## TO DO
Give only the count of lines containing "Cream".

## RECORDS SUPPLIED
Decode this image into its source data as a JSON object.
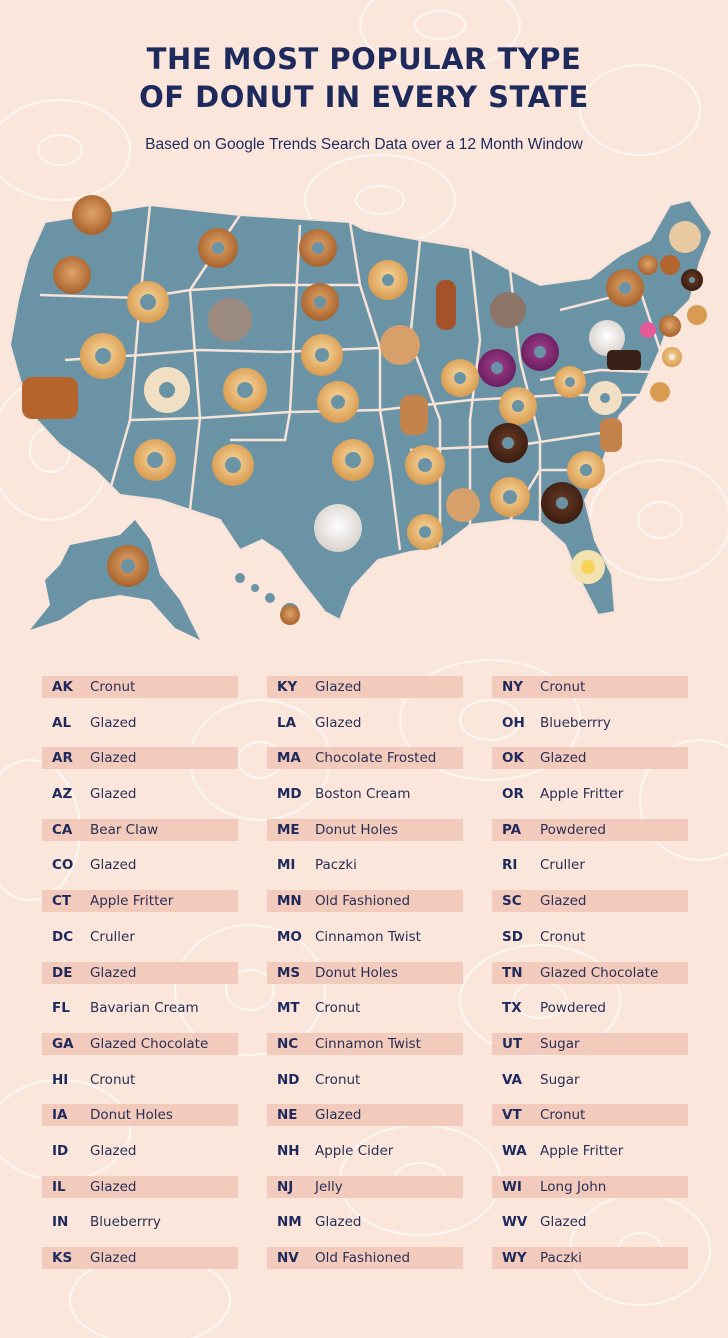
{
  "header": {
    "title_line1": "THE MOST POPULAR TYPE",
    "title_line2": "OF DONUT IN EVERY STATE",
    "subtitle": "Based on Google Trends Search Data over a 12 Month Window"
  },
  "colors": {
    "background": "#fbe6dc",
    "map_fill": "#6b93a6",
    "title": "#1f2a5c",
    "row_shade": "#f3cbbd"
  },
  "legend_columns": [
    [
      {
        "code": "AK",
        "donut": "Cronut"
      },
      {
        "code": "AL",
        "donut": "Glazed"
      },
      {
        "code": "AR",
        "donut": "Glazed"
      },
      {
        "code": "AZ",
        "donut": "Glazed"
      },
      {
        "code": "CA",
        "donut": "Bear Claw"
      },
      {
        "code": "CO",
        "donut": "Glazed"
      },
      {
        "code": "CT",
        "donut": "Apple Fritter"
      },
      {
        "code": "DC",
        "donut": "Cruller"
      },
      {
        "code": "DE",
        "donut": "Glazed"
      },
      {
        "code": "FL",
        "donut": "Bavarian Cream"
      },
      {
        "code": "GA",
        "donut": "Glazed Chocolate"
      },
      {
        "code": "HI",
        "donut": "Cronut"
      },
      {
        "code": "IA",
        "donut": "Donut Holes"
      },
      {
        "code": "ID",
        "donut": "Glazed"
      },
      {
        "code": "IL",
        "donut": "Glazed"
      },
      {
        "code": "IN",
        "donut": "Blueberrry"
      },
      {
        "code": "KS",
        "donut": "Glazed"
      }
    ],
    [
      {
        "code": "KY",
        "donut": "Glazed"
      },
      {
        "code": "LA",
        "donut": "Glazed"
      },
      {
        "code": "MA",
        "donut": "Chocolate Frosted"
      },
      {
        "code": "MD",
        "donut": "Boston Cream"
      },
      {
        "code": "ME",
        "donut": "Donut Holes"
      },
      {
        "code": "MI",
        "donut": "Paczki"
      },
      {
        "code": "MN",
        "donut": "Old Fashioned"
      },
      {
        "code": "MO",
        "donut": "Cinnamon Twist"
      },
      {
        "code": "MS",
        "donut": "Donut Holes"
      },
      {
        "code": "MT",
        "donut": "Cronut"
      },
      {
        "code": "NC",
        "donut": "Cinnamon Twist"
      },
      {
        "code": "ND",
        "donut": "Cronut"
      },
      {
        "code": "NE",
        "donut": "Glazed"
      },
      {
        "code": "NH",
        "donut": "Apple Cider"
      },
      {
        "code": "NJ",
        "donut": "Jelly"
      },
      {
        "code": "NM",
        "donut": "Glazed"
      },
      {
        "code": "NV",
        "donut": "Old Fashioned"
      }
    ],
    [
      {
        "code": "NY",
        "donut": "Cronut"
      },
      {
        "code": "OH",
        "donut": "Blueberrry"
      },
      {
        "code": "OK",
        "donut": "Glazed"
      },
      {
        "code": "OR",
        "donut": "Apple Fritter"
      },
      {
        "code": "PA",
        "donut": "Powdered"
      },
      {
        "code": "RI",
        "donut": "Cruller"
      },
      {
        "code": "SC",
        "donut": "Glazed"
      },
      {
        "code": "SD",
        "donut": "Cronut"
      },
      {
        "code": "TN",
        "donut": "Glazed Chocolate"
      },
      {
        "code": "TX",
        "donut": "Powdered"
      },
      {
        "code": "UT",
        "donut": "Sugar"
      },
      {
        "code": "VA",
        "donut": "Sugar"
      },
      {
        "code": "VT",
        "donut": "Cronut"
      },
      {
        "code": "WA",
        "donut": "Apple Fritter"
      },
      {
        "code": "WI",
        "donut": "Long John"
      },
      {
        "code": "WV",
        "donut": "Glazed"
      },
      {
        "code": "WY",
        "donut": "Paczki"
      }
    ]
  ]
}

## RESULT OF THIS EXERCISE
2